In your copy, leave out the pictures; write out all the data exactly.

Stored data:
——————
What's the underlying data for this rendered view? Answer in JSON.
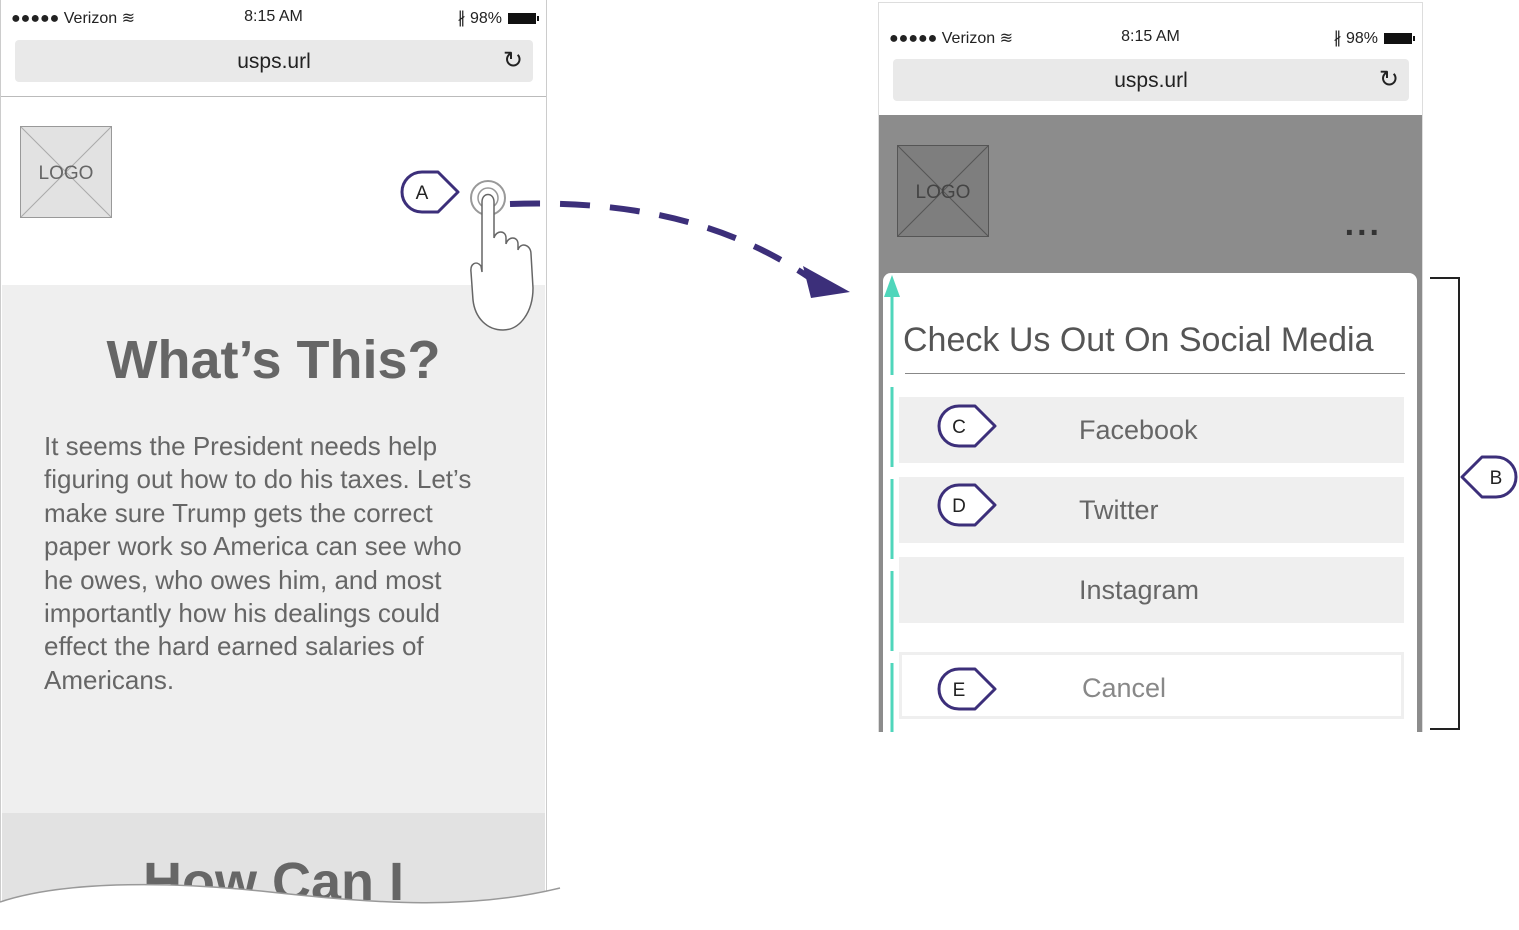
{
  "status_bar": {
    "carrier": "●●●●● Verizon",
    "wifi": "wifi-icon",
    "time": "8:15 AM",
    "bluetooth": "bluetooth-icon",
    "battery": "98%"
  },
  "browser": {
    "url": "usps.url",
    "reload_icon": "reload-icon"
  },
  "logo_text": "LOGO",
  "left_screen": {
    "title": "What’s This?",
    "body": "It seems the President needs help figuring out how to do his taxes. Let’s make sure Trump gets the correct paper work so America can see who he owes, who owes him, and most importantly how his dealings could effect the hard earned salaries of Americans.",
    "second_title": "How Can I"
  },
  "right_screen": {
    "menu_dots": "...",
    "sheet_title": "Check Us Out On Social Media",
    "options": [
      "Facebook",
      "Twitter",
      "Instagram"
    ],
    "cancel": "Cancel"
  },
  "annotations": {
    "a": "A",
    "b": "B",
    "c": "C",
    "d": "D",
    "e": "E"
  },
  "colors": {
    "annotation": "#3c2f7a",
    "scroll_indicator": "#4fd6bb"
  }
}
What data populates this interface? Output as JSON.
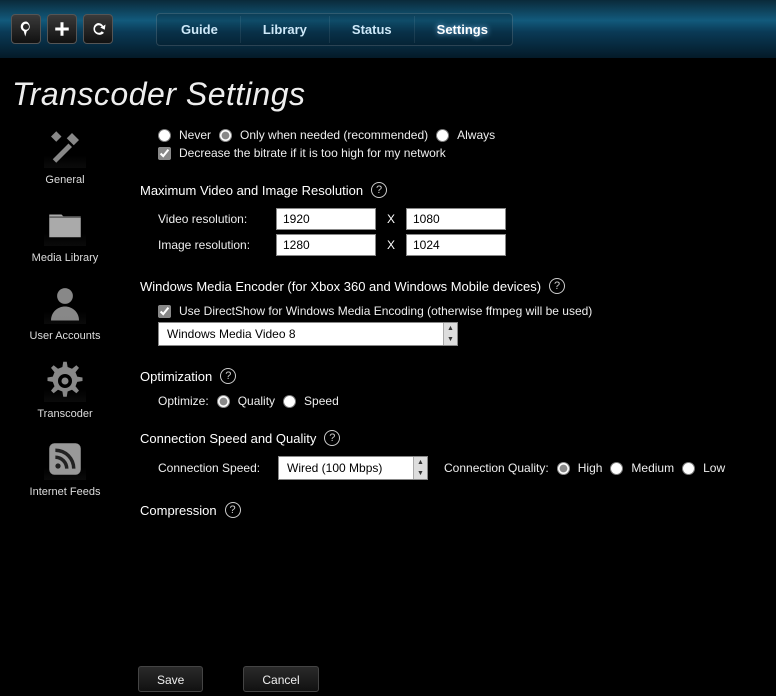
{
  "topnav": {
    "tabs": [
      "Guide",
      "Library",
      "Status",
      "Settings"
    ],
    "active": 3
  },
  "page_title": "Transcoder Settings",
  "sidebar": {
    "items": [
      {
        "label": "General"
      },
      {
        "label": "Media Library"
      },
      {
        "label": "User Accounts"
      },
      {
        "label": "Transcoder"
      },
      {
        "label": "Internet Feeds"
      }
    ]
  },
  "transcode_when": {
    "options": [
      "Never",
      "Only when needed (recommended)",
      "Always"
    ],
    "selected": 1,
    "decrease_bitrate_label": "Decrease the bitrate if it is too high for my network",
    "decrease_bitrate_checked": true
  },
  "resolution": {
    "title": "Maximum Video and Image Resolution",
    "video_label": "Video resolution:",
    "video_w": "1920",
    "video_h": "1080",
    "image_label": "Image resolution:",
    "image_w": "1280",
    "image_h": "1024",
    "sep": "X"
  },
  "wme": {
    "title": "Windows Media Encoder (for Xbox 360 and Windows Mobile devices)",
    "directshow_label": "Use DirectShow for Windows Media Encoding (otherwise ffmpeg will be used)",
    "directshow_checked": true,
    "codec": "Windows Media Video 8"
  },
  "optimization": {
    "title": "Optimization",
    "label": "Optimize:",
    "options": [
      "Quality",
      "Speed"
    ],
    "selected": 0
  },
  "connection": {
    "title": "Connection Speed and Quality",
    "speed_label": "Connection Speed:",
    "speed_value": "Wired (100 Mbps)",
    "quality_label": "Connection Quality:",
    "quality_options": [
      "High",
      "Medium",
      "Low"
    ],
    "quality_selected": 0
  },
  "compression": {
    "title": "Compression"
  },
  "buttons": {
    "save": "Save",
    "cancel": "Cancel"
  }
}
——————
Solution to the problem:
What's the underlying data for this rendered view? Answer in JSON.
{
  "status_bar": {
    "carrier": "●●●●● Verizon",
    "wifi": "wifi-icon",
    "time": "8:15 AM",
    "bluetooth": "bluetooth-icon",
    "battery": "98%"
  },
  "browser": {
    "url": "usps.url",
    "reload_icon": "reload-icon"
  },
  "logo_text": "LOGO",
  "left_screen": {
    "title": "What’s This?",
    "body": "It seems the President needs help figuring out how to do his taxes. Let’s make sure Trump gets the correct paper work so America can see who he owes, who owes him, and most importantly how his dealings could effect the hard earned salaries of Americans.",
    "second_title": "How Can I"
  },
  "right_screen": {
    "menu_dots": "...",
    "sheet_title": "Check Us Out On Social Media",
    "options": [
      "Facebook",
      "Twitter",
      "Instagram"
    ],
    "cancel": "Cancel"
  },
  "annotations": {
    "a": "A",
    "b": "B",
    "c": "C",
    "d": "D",
    "e": "E"
  },
  "colors": {
    "annotation": "#3c2f7a",
    "scroll_indicator": "#4fd6bb"
  }
}
What data populates this interface? Output as JSON.
{
  "topnav": {
    "tabs": [
      "Guide",
      "Library",
      "Status",
      "Settings"
    ],
    "active": 3
  },
  "page_title": "Transcoder Settings",
  "sidebar": {
    "items": [
      {
        "label": "General"
      },
      {
        "label": "Media Library"
      },
      {
        "label": "User Accounts"
      },
      {
        "label": "Transcoder"
      },
      {
        "label": "Internet Feeds"
      }
    ]
  },
  "transcode_when": {
    "options": [
      "Never",
      "Only when needed (recommended)",
      "Always"
    ],
    "selected": 1,
    "decrease_bitrate_label": "Decrease the bitrate if it is too high for my network",
    "decrease_bitrate_checked": true
  },
  "resolution": {
    "title": "Maximum Video and Image Resolution",
    "video_label": "Video resolution:",
    "video_w": "1920",
    "video_h": "1080",
    "image_label": "Image resolution:",
    "image_w": "1280",
    "image_h": "1024",
    "sep": "X"
  },
  "wme": {
    "title": "Windows Media Encoder (for Xbox 360 and Windows Mobile devices)",
    "directshow_label": "Use DirectShow for Windows Media Encoding (otherwise ffmpeg will be used)",
    "directshow_checked": true,
    "codec": "Windows Media Video 8"
  },
  "optimization": {
    "title": "Optimization",
    "label": "Optimize:",
    "options": [
      "Quality",
      "Speed"
    ],
    "selected": 0
  },
  "connection": {
    "title": "Connection Speed and Quality",
    "speed_label": "Connection Speed:",
    "speed_value": "Wired (100 Mbps)",
    "quality_label": "Connection Quality:",
    "quality_options": [
      "High",
      "Medium",
      "Low"
    ],
    "quality_selected": 0
  },
  "compression": {
    "title": "Compression"
  },
  "buttons": {
    "save": "Save",
    "cancel": "Cancel"
  }
}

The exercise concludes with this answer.